- **TASK TO COMPLETE**
Copy out all the entries word for word.

Entries taken from a collection
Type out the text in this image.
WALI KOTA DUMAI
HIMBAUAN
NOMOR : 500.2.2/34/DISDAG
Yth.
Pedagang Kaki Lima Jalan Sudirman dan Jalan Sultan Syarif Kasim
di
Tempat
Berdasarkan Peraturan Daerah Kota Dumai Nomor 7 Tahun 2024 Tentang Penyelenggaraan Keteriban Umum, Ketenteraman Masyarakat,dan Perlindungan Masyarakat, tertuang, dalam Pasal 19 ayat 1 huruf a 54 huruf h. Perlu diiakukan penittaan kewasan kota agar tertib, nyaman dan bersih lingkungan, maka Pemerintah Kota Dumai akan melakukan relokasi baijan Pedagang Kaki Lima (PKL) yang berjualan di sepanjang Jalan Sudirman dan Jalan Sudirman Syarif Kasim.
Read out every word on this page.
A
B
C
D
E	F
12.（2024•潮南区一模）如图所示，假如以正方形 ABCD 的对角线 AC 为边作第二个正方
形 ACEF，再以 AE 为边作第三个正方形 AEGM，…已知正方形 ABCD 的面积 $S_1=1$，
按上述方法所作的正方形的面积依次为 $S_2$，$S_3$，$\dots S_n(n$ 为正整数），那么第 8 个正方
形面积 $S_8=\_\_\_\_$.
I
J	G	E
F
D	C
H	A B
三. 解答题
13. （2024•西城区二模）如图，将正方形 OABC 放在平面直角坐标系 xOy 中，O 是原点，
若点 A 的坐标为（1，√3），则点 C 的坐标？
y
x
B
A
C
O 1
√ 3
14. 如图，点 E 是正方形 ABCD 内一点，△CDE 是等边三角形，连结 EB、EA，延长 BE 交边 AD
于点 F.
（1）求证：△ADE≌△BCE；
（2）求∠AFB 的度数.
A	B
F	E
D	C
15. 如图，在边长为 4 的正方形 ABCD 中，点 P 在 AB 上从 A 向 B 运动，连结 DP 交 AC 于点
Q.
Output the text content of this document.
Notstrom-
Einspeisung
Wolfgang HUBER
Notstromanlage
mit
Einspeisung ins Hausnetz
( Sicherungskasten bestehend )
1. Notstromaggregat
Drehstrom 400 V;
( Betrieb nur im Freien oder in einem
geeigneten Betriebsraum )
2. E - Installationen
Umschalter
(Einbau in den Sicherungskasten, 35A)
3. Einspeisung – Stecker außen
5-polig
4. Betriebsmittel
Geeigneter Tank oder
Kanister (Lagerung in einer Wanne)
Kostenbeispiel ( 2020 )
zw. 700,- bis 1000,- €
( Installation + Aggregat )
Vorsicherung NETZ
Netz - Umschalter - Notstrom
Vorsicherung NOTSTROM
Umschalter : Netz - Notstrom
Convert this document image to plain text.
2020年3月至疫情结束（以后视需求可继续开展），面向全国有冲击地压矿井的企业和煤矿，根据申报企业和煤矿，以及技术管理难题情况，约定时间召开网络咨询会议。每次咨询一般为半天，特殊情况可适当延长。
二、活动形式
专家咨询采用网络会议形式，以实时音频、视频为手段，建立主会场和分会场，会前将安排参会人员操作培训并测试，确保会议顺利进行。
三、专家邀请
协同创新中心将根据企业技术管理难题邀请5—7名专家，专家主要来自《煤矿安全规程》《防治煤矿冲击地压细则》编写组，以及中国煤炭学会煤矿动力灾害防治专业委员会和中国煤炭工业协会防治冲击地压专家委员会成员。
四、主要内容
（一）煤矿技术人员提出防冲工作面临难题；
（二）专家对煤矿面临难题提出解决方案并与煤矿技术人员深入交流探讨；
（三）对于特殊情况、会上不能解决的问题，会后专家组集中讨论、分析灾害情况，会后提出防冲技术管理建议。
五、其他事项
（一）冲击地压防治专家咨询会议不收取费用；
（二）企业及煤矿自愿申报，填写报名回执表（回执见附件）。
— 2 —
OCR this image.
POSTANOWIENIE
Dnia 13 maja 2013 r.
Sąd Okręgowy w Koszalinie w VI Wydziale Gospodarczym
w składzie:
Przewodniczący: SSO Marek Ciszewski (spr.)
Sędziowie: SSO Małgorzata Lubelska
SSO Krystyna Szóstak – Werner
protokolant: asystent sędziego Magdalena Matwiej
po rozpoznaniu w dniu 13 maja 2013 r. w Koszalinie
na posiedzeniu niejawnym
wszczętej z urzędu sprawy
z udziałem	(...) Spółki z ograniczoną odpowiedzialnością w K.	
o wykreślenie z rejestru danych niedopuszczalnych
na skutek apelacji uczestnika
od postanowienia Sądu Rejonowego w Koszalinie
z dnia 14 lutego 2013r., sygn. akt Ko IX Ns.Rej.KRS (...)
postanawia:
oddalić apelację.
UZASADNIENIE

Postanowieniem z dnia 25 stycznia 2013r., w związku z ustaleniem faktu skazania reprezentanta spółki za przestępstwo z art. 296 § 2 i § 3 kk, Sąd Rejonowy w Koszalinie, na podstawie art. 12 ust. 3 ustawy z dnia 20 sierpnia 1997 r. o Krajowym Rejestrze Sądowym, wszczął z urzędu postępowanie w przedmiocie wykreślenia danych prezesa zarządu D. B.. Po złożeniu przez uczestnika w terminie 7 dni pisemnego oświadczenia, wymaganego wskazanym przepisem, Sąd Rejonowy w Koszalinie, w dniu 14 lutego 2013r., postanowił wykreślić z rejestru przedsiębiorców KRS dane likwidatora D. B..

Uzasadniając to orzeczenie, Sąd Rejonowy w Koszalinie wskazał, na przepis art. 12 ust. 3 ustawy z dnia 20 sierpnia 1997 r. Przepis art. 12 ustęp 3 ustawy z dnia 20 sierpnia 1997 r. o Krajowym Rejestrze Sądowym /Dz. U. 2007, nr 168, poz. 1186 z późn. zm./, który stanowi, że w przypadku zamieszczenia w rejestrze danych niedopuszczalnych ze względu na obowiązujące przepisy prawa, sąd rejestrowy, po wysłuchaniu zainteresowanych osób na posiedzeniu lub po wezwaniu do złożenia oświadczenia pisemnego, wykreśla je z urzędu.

- **CORRECT RESULT**
Type out the text in this image.
WALI KOTA DUMAI
HIMBAUAN
NOMOR : 500.2.2/34/DISDAG
Yth.
Pedagang Kaki Lima Jalan Sudirman dan Jalan Sultan Syarif Kasim
di
Tempat
Berdasarkan Peraturan Daerah Kota Dumai Nomor 7 Tahun 2024 Tentang Penyelenggaraan Keteriban Umum, Ketenteraman Masyarakat,dan Perlindungan Masyarakat, tertuang, dalam Pasal 19 ayat 1 huruf a 54 huruf h. Perlu diiakukan penittaan kewasan kota agar tertib, nyaman dan bersih lingkungan, maka Pemerintah Kota Dumai akan melakukan relokasi baijan Pedagang Kaki Lima (PKL) yang berjualan di sepanjang Jalan Sudirman dan Jalan Sudirman Syarif Kasim.
Read out every word on this page.
A
B
C
D
E	F
12.（2024•潮南区一模）如图所示，假如以正方形 ABCD 的对角线 AC 为边作第二个正方
形 ACEF，再以 AE 为边作第三个正方形 AEGM，…已知正方形 ABCD 的面积 $S_1=1$，
按上述方法所作的正方形的面积依次为 $S_2$，$S_3$，$\dots S_n(n$ 为正整数），那么第 8 个正方
形面积 $S_8=\_\_\_\_$.
I
J	G	E
F
D	C
H	A B
三. 解答题
13. （2024•西城区二模）如图，将正方形 OABC 放在平面直角坐标系 xOy 中，O 是原点，
若点 A 的坐标为（1，√3），则点 C 的坐标？
y
x
B
A
C
O 1
√ 3
14. 如图，点 E 是正方形 ABCD 内一点，△CDE 是等边三角形，连结 EB、EA，延长 BE 交边 AD
于点 F.
（1）求证：△ADE≌△BCE；
（2）求∠AFB 的度数.
A	B
F	E
D	C
15. 如图，在边长为 4 的正方形 ABCD 中，点 P 在 AB 上从 A 向 B 运动，连结 DP 交 AC 于点
Q.
Output the text content of this document.
Notstrom-
Einspeisung
Wolfgang HUBER
Notstromanlage
mit
Einspeisung ins Hausnetz
( Sicherungskasten bestehend )
1. Notstromaggregat
Drehstrom 400 V;
( Betrieb nur im Freien oder in einem
geeigneten Betriebsraum )
2. E - Installationen
Umschalter
(Einbau in den Sicherungskasten, 35A)
3. Einspeisung – Stecker außen
5-polig
4. Betriebsmittel
Geeigneter Tank oder
Kanister (Lagerung in einer Wanne)
Kostenbeispiel ( 2020 )
zw. 700,- bis 1000,- €
( Installation + Aggregat )
Vorsicherung NETZ
Netz - Umschalter - Notstrom
Vorsicherung NOTSTROM
Umschalter : Netz - Notstrom
Convert this document image to plain text.
2020年3月至疫情结束（以后视需求可继续开展），面向全国有冲击地压矿井的企业和煤矿，根据申报企业和煤矿，以及技术管理难题情况，约定时间召开网络咨询会议。每次咨询一般为半天，特殊情况可适当延长。
二、活动形式
专家咨询采用网络会议形式，以实时音频、视频为手段，建立主会场和分会场，会前将安排参会人员操作培训并测试，确保会议顺利进行。
三、专家邀请
协同创新中心将根据企业技术管理难题邀请5—7名专家，专家主要来自《煤矿安全规程》《防治煤矿冲击地压细则》编写组，以及中国煤炭学会煤矿动力灾害防治专业委员会和中国煤炭工业协会防治冲击地压专家委员会成员。
四、主要内容
（一）煤矿技术人员提出防冲工作面临难题；
（二）专家对煤矿面临难题提出解决方案并与煤矿技术人员深入交流探讨；
（三）对于特殊情况、会上不能解决的问题，会后专家组集中讨论、分析灾害情况，会后提出防冲技术管理建议。
五、其他事项
（一）冲击地压防治专家咨询会议不收取费用；
（二）企业及煤矿自愿申报，填写报名回执表（回执见附件）。
— 2 —
OCR this image.
POSTANOWIENIE
Dnia 13 maja 2013 r.
Sąd Okręgowy w Koszalinie w VI Wydziale Gospodarczym
w składzie:
Przewodniczący: SSO Marek Ciszewski (spr.)
Sędziowie: SSO Małgorzata Lubelska
SSO Krystyna Szóstak – Werner
protokolant: asystent sędziego Magdalena Matwiej
po rozpoznaniu w dniu 13 maja 2013 r. w Koszalinie
na posiedzeniu niejawnym
wszczętej z urzędu sprawy
z udziałem	(...) Spółki z ograniczoną odpowiedzialnością w K.	
o wykreślenie z rejestru danych niedopuszczalnych
na skutek apelacji uczestnika
od postanowienia Sądu Rejonowego w Koszalinie
z dnia 14 lutego 2013r., sygn. akt Ko IX Ns.Rej.KRS (...)
postanawia:
oddalić apelację.
UZASADNIENIE

Postanowieniem z dnia 25 stycznia 2013r., w związku z ustaleniem faktu skazania reprezentanta spółki za przestępstwo z art. 296 § 2 i § 3 kk, Sąd Rejonowy w Koszalinie, na podstawie art. 12 ust. 3 ustawy z dnia 20 sierpnia 1997 r. o Krajowym Rejestrze Sądowym, wszczął z urzędu postępowanie w przedmiocie wykreślenia danych prezesa zarządu D. B.. Po złożeniu przez uczestnika w terminie 7 dni pisemnego oświadczenia, wymaganego wskazanym przepisem, Sąd Rejonowy w Koszalinie, w dniu 14 lutego 2013r., postanowił wykreślić z rejestru przedsiębiorców KRS dane likwidatora D. B..

Uzasadniając to orzeczenie, Sąd Rejonowy w Koszalinie wskazał, na przepis art. 12 ust. 3 ustawy z dnia 20 sierpnia 1997 r. Przepis art. 12 ustęp 3 ustawy z dnia 20 sierpnia 1997 r. o Krajowym Rejestrze Sądowym /Dz. U. 2007, nr 168, poz. 1186 z późn. zm./, który stanowi, że w przypadku zamieszczenia w rejestrze danych niedopuszczalnych ze względu na obowiązujące przepisy prawa, sąd rejestrowy, po wysłuchaniu zainteresowanych osób na posiedzeniu lub po wezwaniu do złożenia oświadczenia pisemnego, wykreśla je z urzędu.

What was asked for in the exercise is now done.